## [Task brief]
Scan the listing below. Report each line that includes "type".

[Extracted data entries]

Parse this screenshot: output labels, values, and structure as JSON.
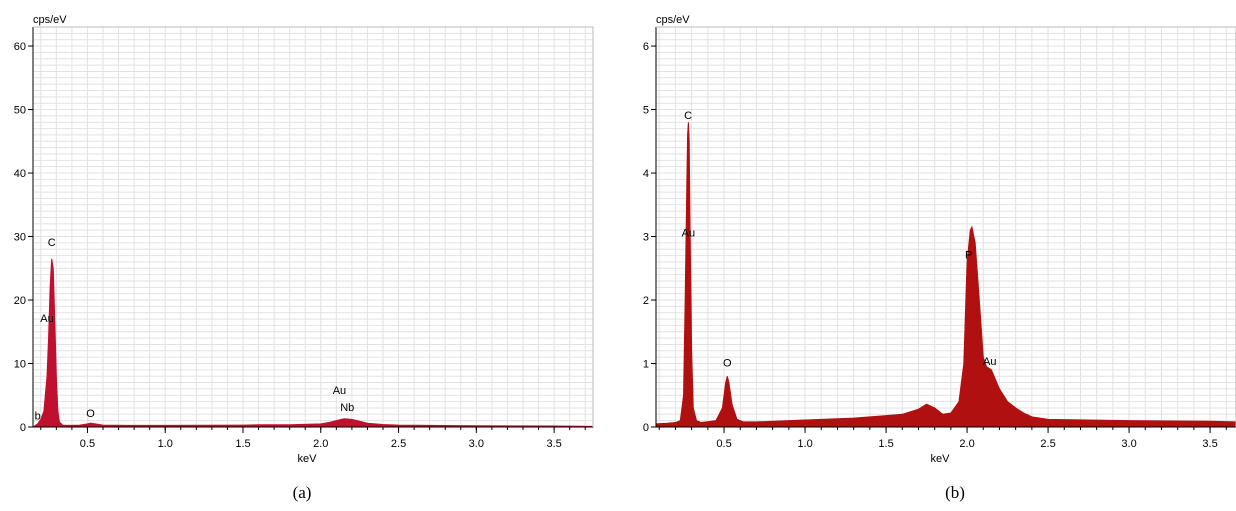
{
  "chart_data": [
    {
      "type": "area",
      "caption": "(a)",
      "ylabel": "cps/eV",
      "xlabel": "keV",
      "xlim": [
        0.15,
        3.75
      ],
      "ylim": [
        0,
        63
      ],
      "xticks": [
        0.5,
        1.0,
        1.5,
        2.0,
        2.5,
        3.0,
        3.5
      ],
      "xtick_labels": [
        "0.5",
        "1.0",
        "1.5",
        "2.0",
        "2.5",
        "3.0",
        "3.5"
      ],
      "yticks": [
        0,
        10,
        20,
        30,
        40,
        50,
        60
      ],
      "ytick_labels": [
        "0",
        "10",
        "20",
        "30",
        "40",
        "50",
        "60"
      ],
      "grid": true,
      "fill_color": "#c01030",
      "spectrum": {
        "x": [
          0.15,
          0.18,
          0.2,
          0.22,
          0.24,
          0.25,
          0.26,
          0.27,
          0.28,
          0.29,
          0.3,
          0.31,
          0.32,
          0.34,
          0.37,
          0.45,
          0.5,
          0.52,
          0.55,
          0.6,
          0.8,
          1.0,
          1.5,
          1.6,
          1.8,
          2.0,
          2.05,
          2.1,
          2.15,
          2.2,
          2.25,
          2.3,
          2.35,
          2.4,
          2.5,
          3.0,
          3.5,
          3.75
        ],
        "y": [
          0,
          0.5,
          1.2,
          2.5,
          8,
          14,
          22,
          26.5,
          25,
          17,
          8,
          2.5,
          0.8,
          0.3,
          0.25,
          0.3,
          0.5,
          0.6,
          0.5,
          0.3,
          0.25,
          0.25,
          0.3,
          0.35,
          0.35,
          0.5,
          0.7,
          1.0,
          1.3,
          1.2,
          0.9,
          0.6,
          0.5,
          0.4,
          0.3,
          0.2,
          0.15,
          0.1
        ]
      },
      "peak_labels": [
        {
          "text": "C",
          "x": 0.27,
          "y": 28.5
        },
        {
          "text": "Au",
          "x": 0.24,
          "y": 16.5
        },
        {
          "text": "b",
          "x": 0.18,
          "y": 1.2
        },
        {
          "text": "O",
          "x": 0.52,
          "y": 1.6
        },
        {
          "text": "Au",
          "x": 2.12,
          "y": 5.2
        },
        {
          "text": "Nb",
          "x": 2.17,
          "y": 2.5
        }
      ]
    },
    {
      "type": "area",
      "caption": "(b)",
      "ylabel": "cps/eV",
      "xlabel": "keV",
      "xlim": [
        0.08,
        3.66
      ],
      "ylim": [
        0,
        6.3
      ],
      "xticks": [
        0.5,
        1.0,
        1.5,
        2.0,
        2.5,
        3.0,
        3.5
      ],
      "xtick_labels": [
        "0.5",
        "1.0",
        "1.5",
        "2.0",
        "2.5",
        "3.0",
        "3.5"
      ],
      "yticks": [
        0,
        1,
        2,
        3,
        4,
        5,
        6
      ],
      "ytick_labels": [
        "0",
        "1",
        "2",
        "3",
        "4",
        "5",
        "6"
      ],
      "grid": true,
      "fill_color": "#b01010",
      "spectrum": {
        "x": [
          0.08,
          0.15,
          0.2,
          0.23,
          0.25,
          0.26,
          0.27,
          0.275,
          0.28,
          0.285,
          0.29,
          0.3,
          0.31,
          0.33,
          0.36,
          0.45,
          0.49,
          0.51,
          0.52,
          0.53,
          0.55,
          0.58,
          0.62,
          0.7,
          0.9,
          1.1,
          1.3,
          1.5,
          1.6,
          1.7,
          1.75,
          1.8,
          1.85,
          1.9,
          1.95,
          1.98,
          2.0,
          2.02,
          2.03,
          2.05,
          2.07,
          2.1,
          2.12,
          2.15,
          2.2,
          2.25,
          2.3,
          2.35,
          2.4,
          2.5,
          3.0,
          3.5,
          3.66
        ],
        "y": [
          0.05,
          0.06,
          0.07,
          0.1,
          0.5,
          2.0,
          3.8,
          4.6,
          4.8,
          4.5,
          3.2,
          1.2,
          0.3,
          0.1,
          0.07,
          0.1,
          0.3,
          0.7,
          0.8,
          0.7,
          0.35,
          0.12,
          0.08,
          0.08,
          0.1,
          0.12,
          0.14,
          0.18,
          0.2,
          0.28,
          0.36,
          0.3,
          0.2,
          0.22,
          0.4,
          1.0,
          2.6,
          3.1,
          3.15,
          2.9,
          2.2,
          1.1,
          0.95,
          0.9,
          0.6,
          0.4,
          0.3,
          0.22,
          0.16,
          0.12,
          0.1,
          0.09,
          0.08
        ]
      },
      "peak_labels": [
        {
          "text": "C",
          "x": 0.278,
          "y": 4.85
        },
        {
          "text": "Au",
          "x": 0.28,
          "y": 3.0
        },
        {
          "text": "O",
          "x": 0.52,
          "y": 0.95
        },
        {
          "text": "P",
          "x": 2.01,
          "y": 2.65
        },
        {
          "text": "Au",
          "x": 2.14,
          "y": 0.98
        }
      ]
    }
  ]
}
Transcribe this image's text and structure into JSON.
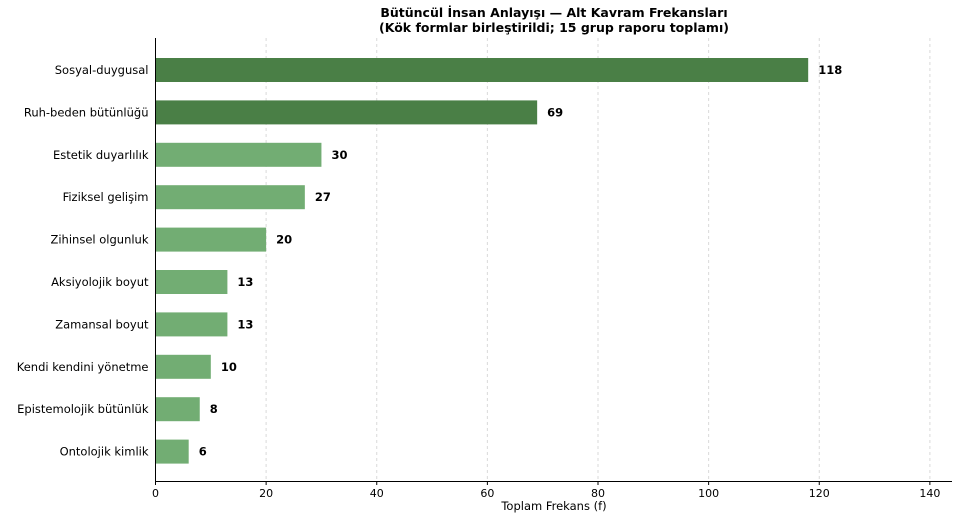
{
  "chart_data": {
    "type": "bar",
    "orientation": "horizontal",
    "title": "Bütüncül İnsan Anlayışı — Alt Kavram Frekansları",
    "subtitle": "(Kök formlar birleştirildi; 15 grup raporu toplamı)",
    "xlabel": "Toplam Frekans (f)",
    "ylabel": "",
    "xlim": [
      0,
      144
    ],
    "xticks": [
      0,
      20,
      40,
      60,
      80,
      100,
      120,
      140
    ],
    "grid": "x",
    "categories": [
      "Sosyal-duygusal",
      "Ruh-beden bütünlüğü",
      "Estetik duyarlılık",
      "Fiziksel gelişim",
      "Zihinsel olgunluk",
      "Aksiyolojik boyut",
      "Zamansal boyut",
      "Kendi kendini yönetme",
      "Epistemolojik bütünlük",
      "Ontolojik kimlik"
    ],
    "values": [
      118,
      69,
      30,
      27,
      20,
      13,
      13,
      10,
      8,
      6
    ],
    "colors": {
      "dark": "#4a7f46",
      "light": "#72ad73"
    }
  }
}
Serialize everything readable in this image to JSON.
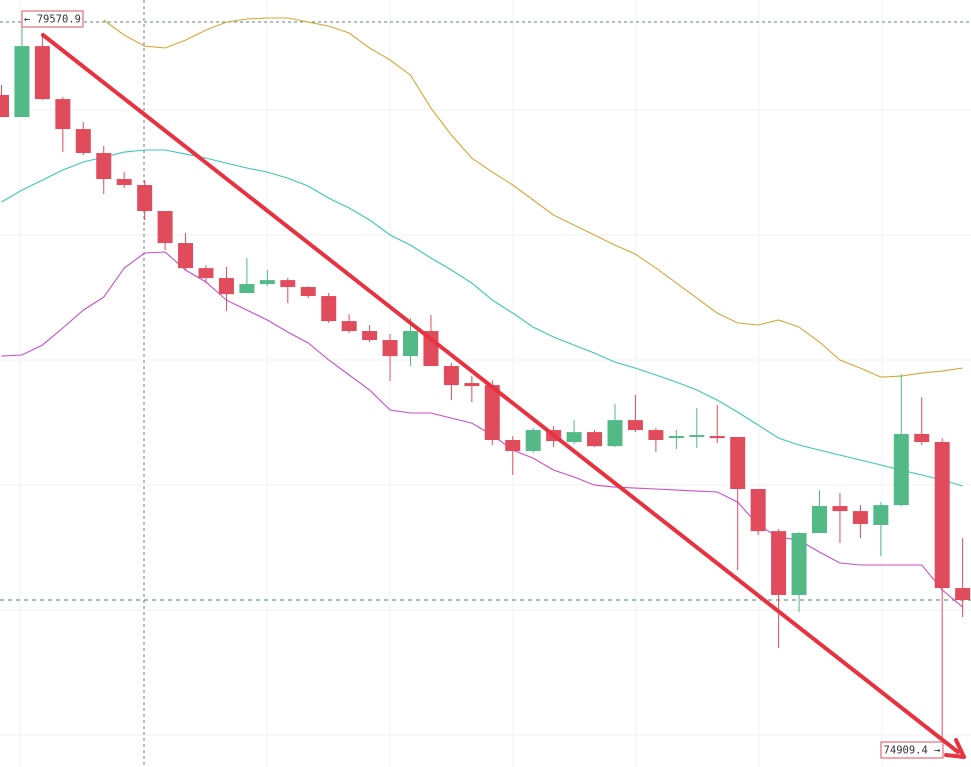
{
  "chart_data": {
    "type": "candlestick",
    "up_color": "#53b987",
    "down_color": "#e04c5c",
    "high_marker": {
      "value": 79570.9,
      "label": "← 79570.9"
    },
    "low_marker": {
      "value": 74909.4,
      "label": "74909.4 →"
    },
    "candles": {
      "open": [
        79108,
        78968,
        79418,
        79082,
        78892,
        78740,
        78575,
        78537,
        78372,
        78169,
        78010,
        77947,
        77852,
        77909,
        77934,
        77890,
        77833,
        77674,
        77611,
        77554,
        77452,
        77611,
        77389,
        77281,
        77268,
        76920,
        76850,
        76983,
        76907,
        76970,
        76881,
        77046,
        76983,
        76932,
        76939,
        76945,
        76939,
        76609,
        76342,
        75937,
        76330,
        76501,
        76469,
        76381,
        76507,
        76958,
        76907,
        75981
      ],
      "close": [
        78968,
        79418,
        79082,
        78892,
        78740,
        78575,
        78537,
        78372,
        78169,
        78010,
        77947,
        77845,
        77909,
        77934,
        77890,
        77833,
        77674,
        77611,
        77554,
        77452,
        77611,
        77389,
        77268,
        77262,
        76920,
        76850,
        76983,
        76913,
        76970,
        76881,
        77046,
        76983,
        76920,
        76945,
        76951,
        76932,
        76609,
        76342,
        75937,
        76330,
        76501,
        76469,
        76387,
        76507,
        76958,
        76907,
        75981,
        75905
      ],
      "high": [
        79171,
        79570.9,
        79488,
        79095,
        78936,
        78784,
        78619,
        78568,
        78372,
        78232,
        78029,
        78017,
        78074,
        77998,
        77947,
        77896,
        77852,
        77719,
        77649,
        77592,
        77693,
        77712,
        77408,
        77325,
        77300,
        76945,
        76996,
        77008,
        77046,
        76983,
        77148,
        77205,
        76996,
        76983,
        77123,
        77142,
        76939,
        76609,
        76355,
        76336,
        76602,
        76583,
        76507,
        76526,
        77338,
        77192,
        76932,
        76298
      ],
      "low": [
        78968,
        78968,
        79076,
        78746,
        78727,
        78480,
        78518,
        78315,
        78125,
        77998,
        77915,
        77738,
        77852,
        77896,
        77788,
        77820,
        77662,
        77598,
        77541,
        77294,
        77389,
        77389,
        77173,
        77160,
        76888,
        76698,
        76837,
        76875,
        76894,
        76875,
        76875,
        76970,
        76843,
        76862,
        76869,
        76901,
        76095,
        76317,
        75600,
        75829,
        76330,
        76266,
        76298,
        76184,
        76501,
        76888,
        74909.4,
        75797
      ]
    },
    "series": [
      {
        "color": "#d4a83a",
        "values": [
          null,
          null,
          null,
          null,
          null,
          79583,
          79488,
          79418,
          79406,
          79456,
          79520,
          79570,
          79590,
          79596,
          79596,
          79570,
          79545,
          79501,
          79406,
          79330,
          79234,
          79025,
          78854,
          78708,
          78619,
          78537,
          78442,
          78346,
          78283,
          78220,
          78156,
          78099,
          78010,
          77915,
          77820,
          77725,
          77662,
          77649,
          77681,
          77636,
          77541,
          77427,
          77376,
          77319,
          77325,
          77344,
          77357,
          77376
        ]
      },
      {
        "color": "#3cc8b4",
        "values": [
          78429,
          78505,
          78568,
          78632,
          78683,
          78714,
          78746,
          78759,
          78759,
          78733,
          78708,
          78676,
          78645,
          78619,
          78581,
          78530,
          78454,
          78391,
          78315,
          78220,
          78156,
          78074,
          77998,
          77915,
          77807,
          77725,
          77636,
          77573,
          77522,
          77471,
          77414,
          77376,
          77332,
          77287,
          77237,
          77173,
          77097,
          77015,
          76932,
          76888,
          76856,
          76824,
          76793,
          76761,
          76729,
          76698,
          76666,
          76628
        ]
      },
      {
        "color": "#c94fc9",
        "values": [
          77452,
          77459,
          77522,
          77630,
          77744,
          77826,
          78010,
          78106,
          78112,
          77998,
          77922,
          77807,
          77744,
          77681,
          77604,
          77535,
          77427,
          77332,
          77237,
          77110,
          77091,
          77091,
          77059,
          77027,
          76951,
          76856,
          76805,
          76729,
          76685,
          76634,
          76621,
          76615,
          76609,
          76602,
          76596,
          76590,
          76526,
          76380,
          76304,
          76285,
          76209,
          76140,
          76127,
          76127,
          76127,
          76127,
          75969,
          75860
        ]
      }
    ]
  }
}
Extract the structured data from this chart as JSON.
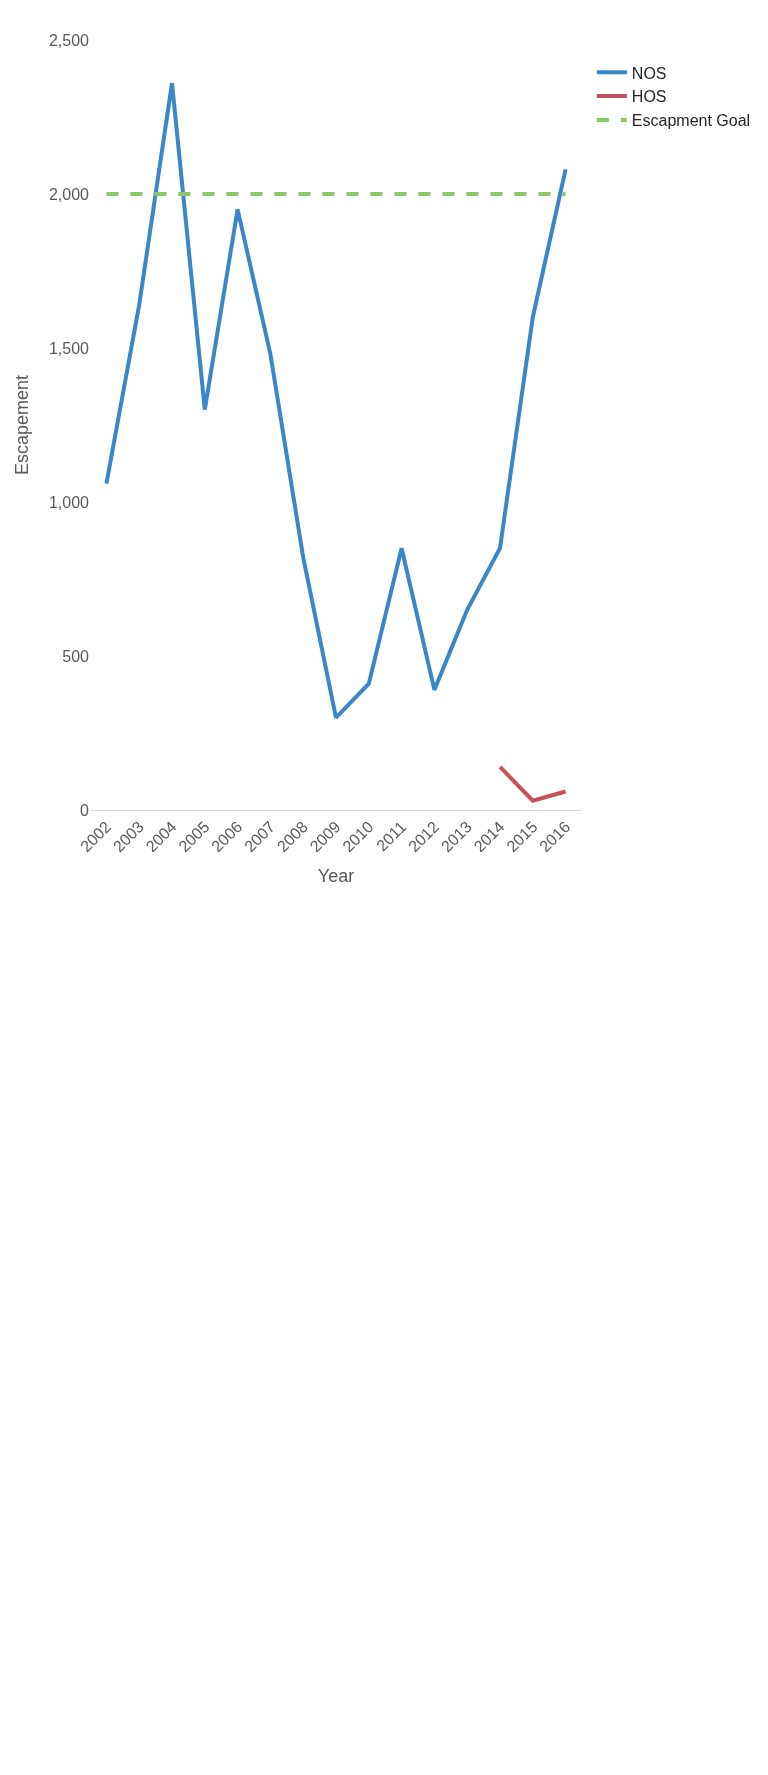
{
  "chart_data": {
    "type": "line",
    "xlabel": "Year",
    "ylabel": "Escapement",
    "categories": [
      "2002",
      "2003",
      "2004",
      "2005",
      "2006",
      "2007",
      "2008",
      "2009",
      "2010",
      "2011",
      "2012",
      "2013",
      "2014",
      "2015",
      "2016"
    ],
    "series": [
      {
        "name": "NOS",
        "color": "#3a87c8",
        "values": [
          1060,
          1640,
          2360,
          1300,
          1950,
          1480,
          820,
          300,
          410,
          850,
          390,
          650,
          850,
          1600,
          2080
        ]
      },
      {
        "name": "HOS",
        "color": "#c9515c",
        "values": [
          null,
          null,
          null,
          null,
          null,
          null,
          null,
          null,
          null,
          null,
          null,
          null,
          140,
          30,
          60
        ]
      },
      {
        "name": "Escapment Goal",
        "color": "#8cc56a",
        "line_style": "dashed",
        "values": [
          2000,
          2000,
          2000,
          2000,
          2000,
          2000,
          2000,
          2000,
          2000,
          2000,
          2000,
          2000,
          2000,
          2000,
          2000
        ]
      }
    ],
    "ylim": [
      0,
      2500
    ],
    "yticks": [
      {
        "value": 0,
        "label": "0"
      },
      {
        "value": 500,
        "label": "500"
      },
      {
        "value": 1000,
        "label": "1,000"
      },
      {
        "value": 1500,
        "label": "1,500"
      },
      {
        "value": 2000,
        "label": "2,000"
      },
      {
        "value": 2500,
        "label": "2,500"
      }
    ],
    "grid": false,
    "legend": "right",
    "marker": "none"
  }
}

## [Completed task]
      "type": "area",
      "type": "area",
    "type": "bar",
    "type": "candlestick",
    "type": "line",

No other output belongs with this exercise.